>> Begin TASK INPUT

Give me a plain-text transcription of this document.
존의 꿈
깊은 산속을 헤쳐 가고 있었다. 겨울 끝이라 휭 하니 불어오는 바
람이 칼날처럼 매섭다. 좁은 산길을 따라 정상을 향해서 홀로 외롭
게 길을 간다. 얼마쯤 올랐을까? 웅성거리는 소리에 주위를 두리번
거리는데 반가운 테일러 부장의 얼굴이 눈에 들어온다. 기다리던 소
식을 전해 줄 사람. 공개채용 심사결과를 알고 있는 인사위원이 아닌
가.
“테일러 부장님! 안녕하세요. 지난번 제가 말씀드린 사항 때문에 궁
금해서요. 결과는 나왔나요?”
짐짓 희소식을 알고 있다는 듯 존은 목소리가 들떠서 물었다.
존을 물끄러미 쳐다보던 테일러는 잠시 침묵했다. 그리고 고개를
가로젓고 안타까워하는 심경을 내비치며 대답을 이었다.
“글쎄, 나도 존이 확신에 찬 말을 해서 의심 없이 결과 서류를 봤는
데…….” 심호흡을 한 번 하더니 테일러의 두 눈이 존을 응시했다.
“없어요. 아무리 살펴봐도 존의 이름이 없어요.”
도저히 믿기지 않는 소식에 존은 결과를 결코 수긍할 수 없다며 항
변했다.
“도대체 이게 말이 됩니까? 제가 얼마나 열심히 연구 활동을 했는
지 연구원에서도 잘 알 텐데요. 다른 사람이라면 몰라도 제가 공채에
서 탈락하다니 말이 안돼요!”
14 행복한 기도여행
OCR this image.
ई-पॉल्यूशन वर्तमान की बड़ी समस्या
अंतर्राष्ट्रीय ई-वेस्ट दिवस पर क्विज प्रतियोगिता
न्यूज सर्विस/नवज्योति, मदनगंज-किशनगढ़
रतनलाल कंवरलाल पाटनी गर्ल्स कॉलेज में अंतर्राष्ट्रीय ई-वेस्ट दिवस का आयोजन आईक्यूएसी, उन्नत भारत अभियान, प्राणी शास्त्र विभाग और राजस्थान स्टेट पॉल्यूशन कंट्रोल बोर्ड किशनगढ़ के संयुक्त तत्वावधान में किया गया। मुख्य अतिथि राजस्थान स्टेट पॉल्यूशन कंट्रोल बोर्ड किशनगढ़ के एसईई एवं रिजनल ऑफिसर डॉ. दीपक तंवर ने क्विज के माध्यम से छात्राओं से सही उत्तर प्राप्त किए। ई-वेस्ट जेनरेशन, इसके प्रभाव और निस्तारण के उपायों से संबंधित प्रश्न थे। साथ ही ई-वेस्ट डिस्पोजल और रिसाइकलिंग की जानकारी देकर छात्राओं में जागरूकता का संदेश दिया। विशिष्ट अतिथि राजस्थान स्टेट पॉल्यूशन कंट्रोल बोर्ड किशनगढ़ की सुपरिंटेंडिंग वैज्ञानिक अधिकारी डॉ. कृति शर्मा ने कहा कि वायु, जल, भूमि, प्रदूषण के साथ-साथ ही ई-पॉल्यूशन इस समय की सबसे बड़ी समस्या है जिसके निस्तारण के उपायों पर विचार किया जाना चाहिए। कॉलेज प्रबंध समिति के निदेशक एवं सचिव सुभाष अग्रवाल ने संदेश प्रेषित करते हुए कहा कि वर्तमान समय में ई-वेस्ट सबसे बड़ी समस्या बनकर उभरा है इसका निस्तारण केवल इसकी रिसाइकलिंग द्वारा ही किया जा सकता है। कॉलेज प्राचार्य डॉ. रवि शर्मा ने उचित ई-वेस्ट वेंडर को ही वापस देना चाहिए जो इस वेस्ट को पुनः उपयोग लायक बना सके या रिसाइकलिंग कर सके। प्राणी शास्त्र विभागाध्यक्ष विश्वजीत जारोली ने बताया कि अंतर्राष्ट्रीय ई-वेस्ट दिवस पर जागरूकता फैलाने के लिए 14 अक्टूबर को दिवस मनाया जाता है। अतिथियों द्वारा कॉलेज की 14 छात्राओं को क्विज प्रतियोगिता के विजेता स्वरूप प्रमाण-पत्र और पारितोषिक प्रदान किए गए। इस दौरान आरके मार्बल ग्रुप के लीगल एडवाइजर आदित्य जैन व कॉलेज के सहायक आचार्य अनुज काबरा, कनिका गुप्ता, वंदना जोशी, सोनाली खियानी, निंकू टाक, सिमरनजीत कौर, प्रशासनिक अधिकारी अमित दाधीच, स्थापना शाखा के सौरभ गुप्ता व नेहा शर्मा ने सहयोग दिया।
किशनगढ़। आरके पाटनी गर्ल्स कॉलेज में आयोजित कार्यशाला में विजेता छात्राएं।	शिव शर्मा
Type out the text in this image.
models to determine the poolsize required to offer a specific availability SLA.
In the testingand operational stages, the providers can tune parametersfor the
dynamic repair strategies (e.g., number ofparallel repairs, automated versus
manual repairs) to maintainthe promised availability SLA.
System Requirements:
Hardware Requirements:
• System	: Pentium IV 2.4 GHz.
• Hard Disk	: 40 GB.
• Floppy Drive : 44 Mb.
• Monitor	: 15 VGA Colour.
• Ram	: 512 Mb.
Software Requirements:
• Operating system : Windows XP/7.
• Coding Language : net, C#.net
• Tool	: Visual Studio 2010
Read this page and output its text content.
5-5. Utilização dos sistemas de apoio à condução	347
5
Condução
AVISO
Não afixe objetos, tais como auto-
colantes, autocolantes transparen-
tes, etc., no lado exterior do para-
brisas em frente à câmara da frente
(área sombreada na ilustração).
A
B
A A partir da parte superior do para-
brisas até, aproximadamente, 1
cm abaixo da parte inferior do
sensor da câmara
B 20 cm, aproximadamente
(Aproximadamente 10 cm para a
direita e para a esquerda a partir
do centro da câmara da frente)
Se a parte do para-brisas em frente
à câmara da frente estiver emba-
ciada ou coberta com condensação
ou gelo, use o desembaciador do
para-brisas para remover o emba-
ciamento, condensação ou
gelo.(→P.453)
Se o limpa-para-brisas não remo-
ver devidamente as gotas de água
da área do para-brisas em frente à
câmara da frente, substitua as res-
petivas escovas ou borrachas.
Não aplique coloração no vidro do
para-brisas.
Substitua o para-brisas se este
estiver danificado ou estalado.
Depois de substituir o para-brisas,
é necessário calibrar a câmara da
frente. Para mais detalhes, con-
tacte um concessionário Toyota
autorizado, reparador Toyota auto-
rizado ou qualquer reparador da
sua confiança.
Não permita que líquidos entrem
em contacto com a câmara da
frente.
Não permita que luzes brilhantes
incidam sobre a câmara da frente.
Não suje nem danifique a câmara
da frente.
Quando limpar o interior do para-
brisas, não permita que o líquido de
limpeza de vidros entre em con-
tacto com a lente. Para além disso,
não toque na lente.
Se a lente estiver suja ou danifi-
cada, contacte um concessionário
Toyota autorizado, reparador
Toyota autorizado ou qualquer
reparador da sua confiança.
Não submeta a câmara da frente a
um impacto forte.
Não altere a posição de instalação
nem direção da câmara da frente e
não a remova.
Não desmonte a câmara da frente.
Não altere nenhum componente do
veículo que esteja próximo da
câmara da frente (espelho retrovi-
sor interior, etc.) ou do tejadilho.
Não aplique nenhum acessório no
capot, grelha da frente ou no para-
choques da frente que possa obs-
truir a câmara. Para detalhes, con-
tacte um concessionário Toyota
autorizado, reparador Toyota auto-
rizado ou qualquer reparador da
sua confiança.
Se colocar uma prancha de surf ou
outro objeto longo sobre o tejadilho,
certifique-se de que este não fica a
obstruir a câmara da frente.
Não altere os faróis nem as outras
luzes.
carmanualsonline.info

>> End TASK INPUT

• INSTRUCTIONS TO FOLLOW
Filter the listing above by the word "interior"; copy each line that passes.

• FULL ANSWER
Quando limpar o interior do para-
sor interior, etc.) ou do tejadilho.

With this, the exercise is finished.